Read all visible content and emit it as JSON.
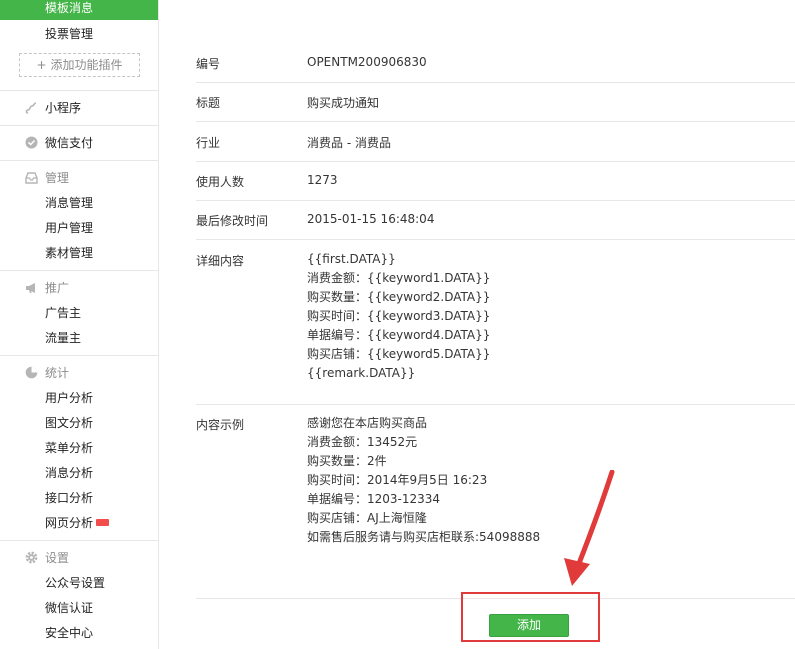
{
  "sidebar": {
    "active_item": "模板消息",
    "vote_item": "投票管理",
    "add_plugin": "添加功能插件",
    "mini_program": "小程序",
    "wechat_pay": "微信支付",
    "manage": {
      "title": "管理",
      "items": [
        "消息管理",
        "用户管理",
        "素材管理"
      ]
    },
    "promote": {
      "title": "推广",
      "items": [
        "广告主",
        "流量主"
      ]
    },
    "stats": {
      "title": "统计",
      "items": [
        "用户分析",
        "图文分析",
        "菜单分析",
        "消息分析",
        "接口分析",
        "网页分析"
      ]
    },
    "settings": {
      "title": "设置",
      "items": [
        "公众号设置",
        "微信认证",
        "安全中心"
      ]
    }
  },
  "details": {
    "id": {
      "label": "编号",
      "value": "OPENTM200906830"
    },
    "title": {
      "label": "标题",
      "value": "购买成功通知"
    },
    "industry": {
      "label": "行业",
      "value": "消费品 - 消费品"
    },
    "users": {
      "label": "使用人数",
      "value": "1273"
    },
    "modified": {
      "label": "最后修改时间",
      "value": "2015-01-15 16:48:04"
    },
    "content": {
      "label": "详细内容",
      "lines": [
        "{{first.DATA}}",
        "消费金额：{{keyword1.DATA}}",
        "购买数量：{{keyword2.DATA}}",
        "购买时间：{{keyword3.DATA}}",
        "单据编号：{{keyword4.DATA}}",
        "购买店铺：{{keyword5.DATA}}",
        "{{remark.DATA}}"
      ]
    },
    "example": {
      "label": "内容示例",
      "lines": [
        "感谢您在本店购买商品",
        "消费金额：13452元",
        "购买数量：2件",
        "购买时间：2014年9月5日 16:23",
        "单据编号：1203-12334",
        "购买店铺：AJ上海恒隆",
        "如需售后服务请与购买店柜联系:54098888"
      ]
    }
  },
  "add_button": "添加",
  "colors": {
    "accent": "#44b549",
    "highlight": "#e13a3a"
  }
}
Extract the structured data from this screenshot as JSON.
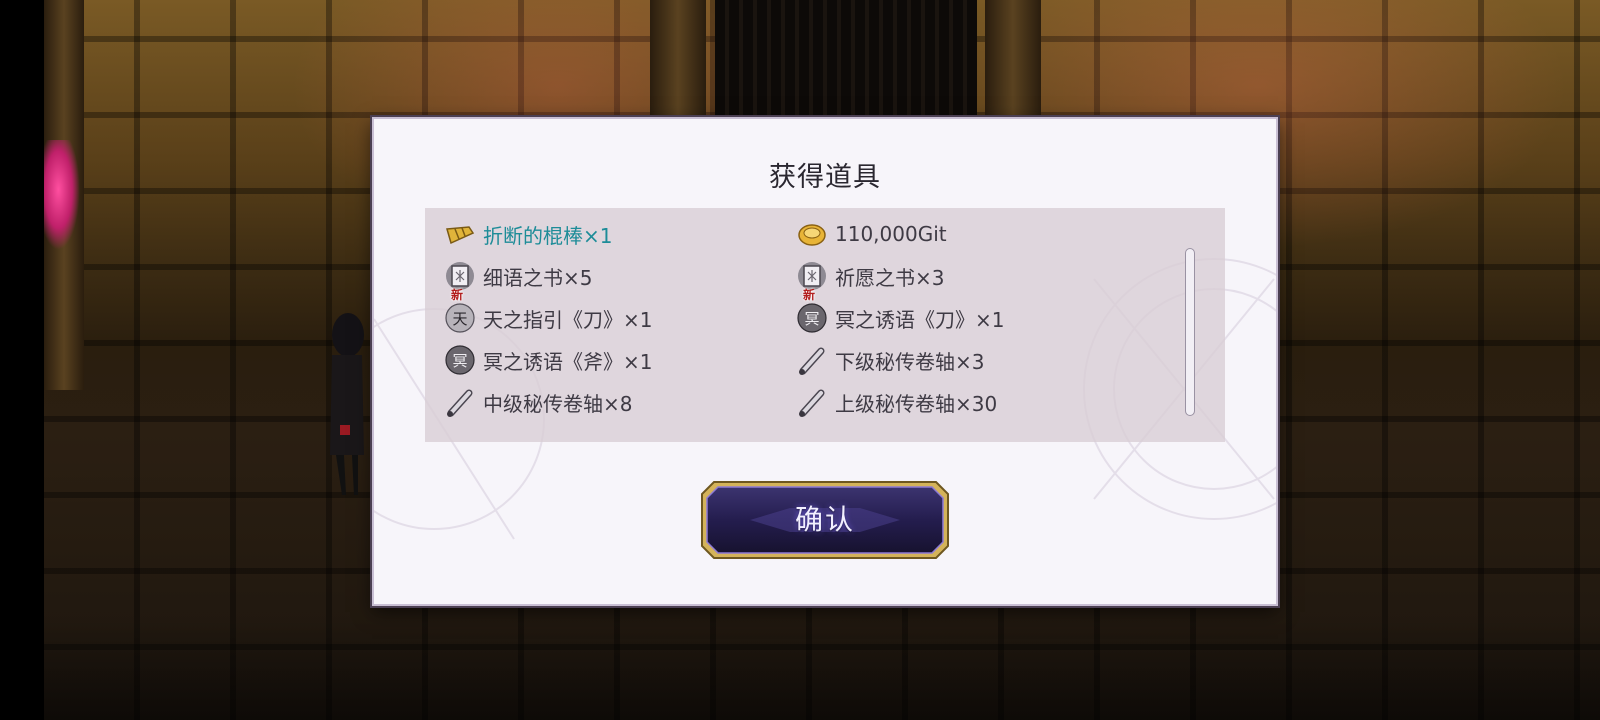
{
  "dialog": {
    "title": "获得道具",
    "confirm_label": "确认"
  },
  "items": [
    {
      "label": "折断的棍棒×1",
      "icon": "broken-club-icon",
      "highlight": true,
      "new": false
    },
    {
      "label": "110,000Git",
      "icon": "gold-coin-icon",
      "highlight": false,
      "new": false
    },
    {
      "label": "细语之书×5",
      "icon": "book-icon",
      "highlight": false,
      "new": false
    },
    {
      "label": "祈愿之书×3",
      "icon": "book-icon",
      "highlight": false,
      "new": false
    },
    {
      "label": "天之指引《刀》×1",
      "icon": "heaven-seal-icon",
      "highlight": false,
      "new": true
    },
    {
      "label": "冥之诱语《刀》×1",
      "icon": "underworld-seal-icon",
      "highlight": false,
      "new": true
    },
    {
      "label": "冥之诱语《斧》×1",
      "icon": "underworld-seal-icon",
      "highlight": false,
      "new": false
    },
    {
      "label": "下级秘传卷轴×3",
      "icon": "scroll-icon",
      "highlight": false,
      "new": false
    },
    {
      "label": "中级秘传卷轴×8",
      "icon": "scroll-icon",
      "highlight": false,
      "new": false
    },
    {
      "label": "上级秘传卷轴×30",
      "icon": "scroll-icon",
      "highlight": false,
      "new": false
    }
  ],
  "new_badge": "新",
  "icon_glyphs": {
    "heaven": "天",
    "underworld": "冥"
  },
  "colors": {
    "highlight_text": "#1d8c98",
    "button_accent": "#d4b35a"
  }
}
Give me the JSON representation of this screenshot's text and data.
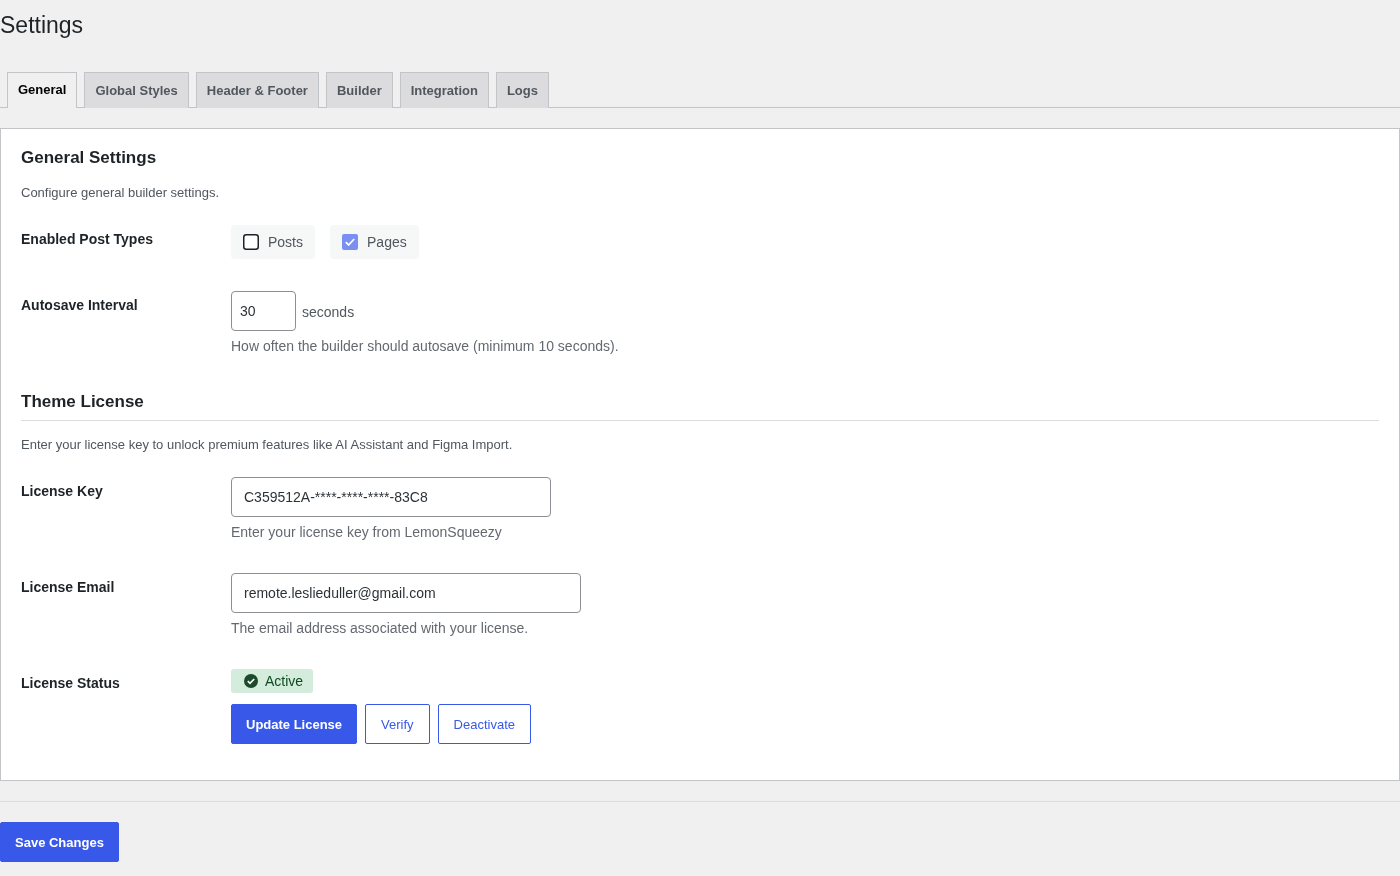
{
  "page": {
    "title": "Settings"
  },
  "tabs": [
    {
      "label": "General",
      "selected": true
    },
    {
      "label": "Global Styles",
      "selected": false
    },
    {
      "label": "Header & Footer",
      "selected": false
    },
    {
      "label": "Builder",
      "selected": false
    },
    {
      "label": "Integration",
      "selected": false
    },
    {
      "label": "Logs",
      "selected": false
    }
  ],
  "sections": [
    {
      "heading": "General Settings",
      "divider": false,
      "description": "Configure general builder settings.",
      "rows": [
        {
          "kind": "checkboxes",
          "label": "Enabled Post Types",
          "options": [
            {
              "label": "Posts",
              "checked": false
            },
            {
              "label": "Pages",
              "checked": true
            }
          ]
        },
        {
          "kind": "number",
          "label": "Autosave Interval",
          "value": "30",
          "unit": "seconds",
          "help": "How often the builder should autosave (minimum 10 seconds)."
        }
      ]
    },
    {
      "heading": "Theme License",
      "divider": true,
      "description": "Enter your license key to unlock premium features like AI Assistant and Figma Import.",
      "rows": [
        {
          "kind": "text",
          "label": "License Key",
          "value": "C359512A-****-****-****-83C8",
          "help": "Enter your license key from LemonSqueezy"
        },
        {
          "kind": "email",
          "label": "License Email",
          "value": "remote.leslieduller@gmail.com",
          "help": "The email address associated with your license."
        },
        {
          "kind": "status",
          "label": "License Status",
          "status": {
            "label": "Active",
            "active": true
          },
          "buttons": [
            {
              "label": "Update License",
              "kind": "primary"
            },
            {
              "label": "Verify",
              "kind": "secondary"
            },
            {
              "label": "Deactivate",
              "kind": "secondary"
            }
          ]
        }
      ]
    }
  ],
  "footer": {
    "save_button": "Save Changes"
  }
}
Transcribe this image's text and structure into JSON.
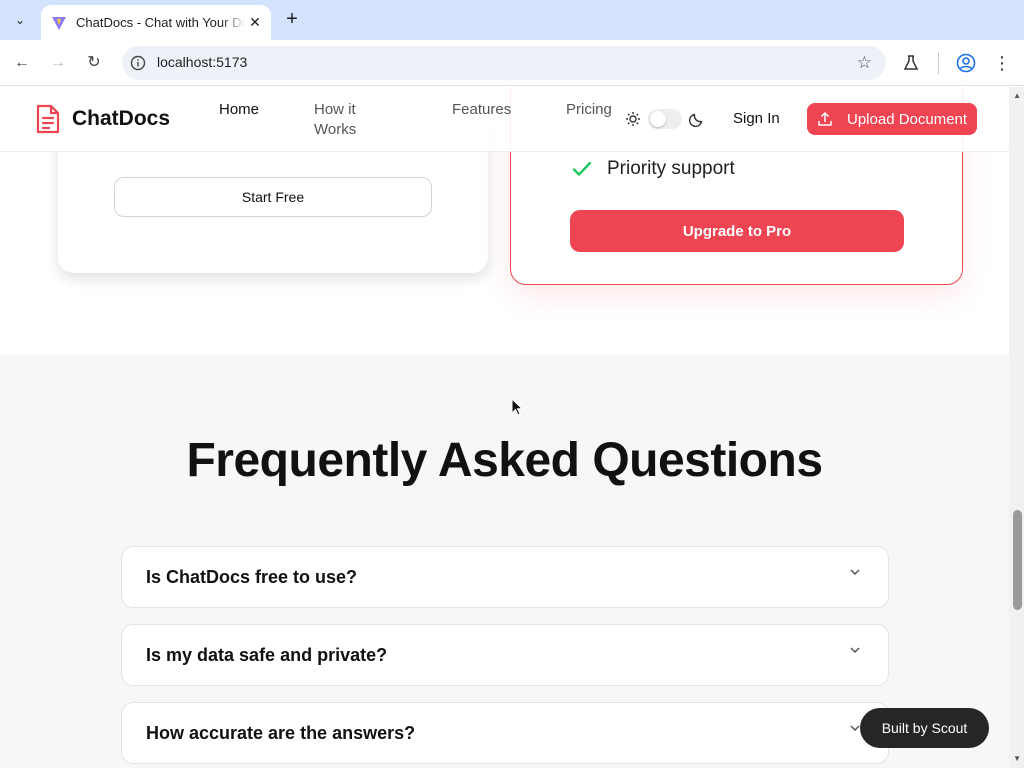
{
  "browser": {
    "tab_title": "ChatDocs - Chat with Your Documents",
    "url": "localhost:5173"
  },
  "header": {
    "brand": "ChatDocs",
    "nav": [
      "Home",
      "How it Works",
      "Features",
      "Pricing"
    ],
    "sign_in": "Sign In",
    "upload": "Upload Document"
  },
  "pricing": {
    "free_button": "Start Free",
    "pro_feature": "Priority support",
    "pro_button": "Upgrade to Pro"
  },
  "faq": {
    "title": "Frequently Asked Questions",
    "items": [
      "Is ChatDocs free to use?",
      "Is my data safe and private?",
      "How accurate are the answers?"
    ]
  },
  "badge": {
    "label": "Built by Scout"
  },
  "colors": {
    "accent": "#ef4452",
    "check": "#22c55e"
  }
}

---

Stated exercise: Reproduce all of the material above word for word. Omit the pictures.

Final result:
Read all visible content and emit it as JSON.
{
  "sidebar": {
    "active_item": "模板消息",
    "vote_item": "投票管理",
    "add_plugin": "添加功能插件",
    "mini_program": "小程序",
    "wechat_pay": "微信支付",
    "manage": {
      "title": "管理",
      "items": [
        "消息管理",
        "用户管理",
        "素材管理"
      ]
    },
    "promote": {
      "title": "推广",
      "items": [
        "广告主",
        "流量主"
      ]
    },
    "stats": {
      "title": "统计",
      "items": [
        "用户分析",
        "图文分析",
        "菜单分析",
        "消息分析",
        "接口分析",
        "网页分析"
      ]
    },
    "settings": {
      "title": "设置",
      "items": [
        "公众号设置",
        "微信认证",
        "安全中心"
      ]
    }
  },
  "details": {
    "id": {
      "label": "编号",
      "value": "OPENTM200906830"
    },
    "title": {
      "label": "标题",
      "value": "购买成功通知"
    },
    "industry": {
      "label": "行业",
      "value": "消费品 - 消费品"
    },
    "users": {
      "label": "使用人数",
      "value": "1273"
    },
    "modified": {
      "label": "最后修改时间",
      "value": "2015-01-15 16:48:04"
    },
    "content": {
      "label": "详细内容",
      "lines": [
        "{{first.DATA}}",
        "消费金额：{{keyword1.DATA}}",
        "购买数量：{{keyword2.DATA}}",
        "购买时间：{{keyword3.DATA}}",
        "单据编号：{{keyword4.DATA}}",
        "购买店铺：{{keyword5.DATA}}",
        "{{remark.DATA}}"
      ]
    },
    "example": {
      "label": "内容示例",
      "lines": [
        "感谢您在本店购买商品",
        "消费金额：13452元",
        "购买数量：2件",
        "购买时间：2014年9月5日 16:23",
        "单据编号：1203-12334",
        "购买店铺：AJ上海恒隆",
        "如需售后服务请与购买店柜联系:54098888"
      ]
    }
  },
  "add_button": "添加",
  "colors": {
    "accent": "#44b549",
    "highlight": "#e13a3a"
  }
}
Extract the structured data from this screenshot as JSON.
{
  "dialog": {
    "title": "获得道具",
    "confirm_label": "确认"
  },
  "items": [
    {
      "label": "折断的棍棒×1",
      "icon": "broken-club-icon",
      "highlight": true,
      "new": false
    },
    {
      "label": "110,000Git",
      "icon": "gold-coin-icon",
      "highlight": false,
      "new": false
    },
    {
      "label": "细语之书×5",
      "icon": "book-icon",
      "highlight": false,
      "new": false
    },
    {
      "label": "祈愿之书×3",
      "icon": "book-icon",
      "highlight": false,
      "new": false
    },
    {
      "label": "天之指引《刀》×1",
      "icon": "heaven-seal-icon",
      "highlight": false,
      "new": true
    },
    {
      "label": "冥之诱语《刀》×1",
      "icon": "underworld-seal-icon",
      "highlight": false,
      "new": true
    },
    {
      "label": "冥之诱语《斧》×1",
      "icon": "underworld-seal-icon",
      "highlight": false,
      "new": false
    },
    {
      "label": "下级秘传卷轴×3",
      "icon": "scroll-icon",
      "highlight": false,
      "new": false
    },
    {
      "label": "中级秘传卷轴×8",
      "icon": "scroll-icon",
      "highlight": false,
      "new": false
    },
    {
      "label": "上级秘传卷轴×30",
      "icon": "scroll-icon",
      "highlight": false,
      "new": false
    }
  ],
  "new_badge": "新",
  "icon_glyphs": {
    "heaven": "天",
    "underworld": "冥"
  },
  "colors": {
    "highlight_text": "#1d8c98",
    "button_accent": "#d4b35a"
  }
}
Give me the JSON representation of this screenshot's text and data.
{
  "page": {
    "title": "Settings"
  },
  "tabs": [
    {
      "label": "General",
      "selected": true
    },
    {
      "label": "Global Styles",
      "selected": false
    },
    {
      "label": "Header & Footer",
      "selected": false
    },
    {
      "label": "Builder",
      "selected": false
    },
    {
      "label": "Integration",
      "selected": false
    },
    {
      "label": "Logs",
      "selected": false
    }
  ],
  "sections": [
    {
      "heading": "General Settings",
      "divider": false,
      "description": "Configure general builder settings.",
      "rows": [
        {
          "kind": "checkboxes",
          "label": "Enabled Post Types",
          "options": [
            {
              "label": "Posts",
              "checked": false
            },
            {
              "label": "Pages",
              "checked": true
            }
          ]
        },
        {
          "kind": "number",
          "label": "Autosave Interval",
          "value": "30",
          "unit": "seconds",
          "help": "How often the builder should autosave (minimum 10 seconds)."
        }
      ]
    },
    {
      "heading": "Theme License",
      "divider": true,
      "description": "Enter your license key to unlock premium features like AI Assistant and Figma Import.",
      "rows": [
        {
          "kind": "text",
          "label": "License Key",
          "value": "C359512A-****-****-****-83C8",
          "help": "Enter your license key from LemonSqueezy"
        },
        {
          "kind": "email",
          "label": "License Email",
          "value": "remote.leslieduller@gmail.com",
          "help": "The email address associated with your license."
        },
        {
          "kind": "status",
          "label": "License Status",
          "status": {
            "label": "Active",
            "active": true
          },
          "buttons": [
            {
              "label": "Update License",
              "kind": "primary"
            },
            {
              "label": "Verify",
              "kind": "secondary"
            },
            {
              "label": "Deactivate",
              "kind": "secondary"
            }
          ]
        }
      ]
    }
  ],
  "footer": {
    "save_button": "Save Changes"
  }
}
Transcribe this image's text and structure into JSON.
{
  "browser": {
    "tab_title": "ChatDocs - Chat with Your Documents",
    "url": "localhost:5173"
  },
  "header": {
    "brand": "ChatDocs",
    "nav": [
      "Home",
      "How it Works",
      "Features",
      "Pricing"
    ],
    "sign_in": "Sign In",
    "upload": "Upload Document"
  },
  "pricing": {
    "free_button": "Start Free",
    "pro_feature": "Priority support",
    "pro_button": "Upgrade to Pro"
  },
  "faq": {
    "title": "Frequently Asked Questions",
    "items": [
      "Is ChatDocs free to use?",
      "Is my data safe and private?",
      "How accurate are the answers?"
    ]
  },
  "badge": {
    "label": "Built by Scout"
  },
  "colors": {
    "accent": "#ef4452",
    "check": "#22c55e"
  }
}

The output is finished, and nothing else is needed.